* [INSTRUCTION]:
Would you copy out the whole listing exactly as given?

* [Data excerpts]:
----
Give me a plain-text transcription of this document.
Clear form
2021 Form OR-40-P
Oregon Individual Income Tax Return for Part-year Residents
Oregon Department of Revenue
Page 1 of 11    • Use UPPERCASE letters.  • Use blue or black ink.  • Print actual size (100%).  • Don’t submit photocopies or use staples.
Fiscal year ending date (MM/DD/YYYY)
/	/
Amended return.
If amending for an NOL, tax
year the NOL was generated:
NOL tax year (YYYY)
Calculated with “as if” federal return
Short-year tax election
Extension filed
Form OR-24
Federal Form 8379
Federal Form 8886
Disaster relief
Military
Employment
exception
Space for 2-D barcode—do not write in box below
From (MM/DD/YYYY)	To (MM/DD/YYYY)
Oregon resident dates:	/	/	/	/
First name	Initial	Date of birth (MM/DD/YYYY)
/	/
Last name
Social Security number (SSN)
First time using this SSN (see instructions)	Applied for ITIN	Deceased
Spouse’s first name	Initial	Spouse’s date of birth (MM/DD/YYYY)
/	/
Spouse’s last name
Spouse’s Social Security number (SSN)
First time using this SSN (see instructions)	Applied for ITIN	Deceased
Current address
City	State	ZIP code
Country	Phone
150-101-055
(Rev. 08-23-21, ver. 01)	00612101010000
----
* [TASK OUTPUT]:
Give me a plain-text transcription of this document.
Clear form
2021 Form OR-40-P
Oregon Individual Income Tax Return for Part-year Residents
Oregon Department of Revenue
Page 1 of 11    • Use UPPERCASE letters.  • Use blue or black ink.  • Print actual size (100%).  • Don’t submit photocopies or use staples.
Fiscal year ending date (MM/DD/YYYY)
/	/
Amended return.
If amending for an NOL, tax
year the NOL was generated:
NOL tax year (YYYY)
Calculated with “as if” federal return
Short-year tax election
Extension filed
Form OR-24
Federal Form 8379
Federal Form 8886
Disaster relief
Military
Employment
exception
Space for 2-D barcode—do not write in box below
From (MM/DD/YYYY)	To (MM/DD/YYYY)
Oregon resident dates:	/	/	/	/
First name	Initial	Date of birth (MM/DD/YYYY)
/	/
Last name
Social Security number (SSN)
First time using this SSN (see instructions)	Applied for ITIN	Deceased
Spouse’s first name	Initial	Spouse’s date of birth (MM/DD/YYYY)
/	/
Spouse’s last name
Spouse’s Social Security number (SSN)
First time using this SSN (see instructions)	Applied for ITIN	Deceased
Current address
City	State	ZIP code
Country	Phone
150-101-055
(Rev. 08-23-21, ver. 01)	00612101010000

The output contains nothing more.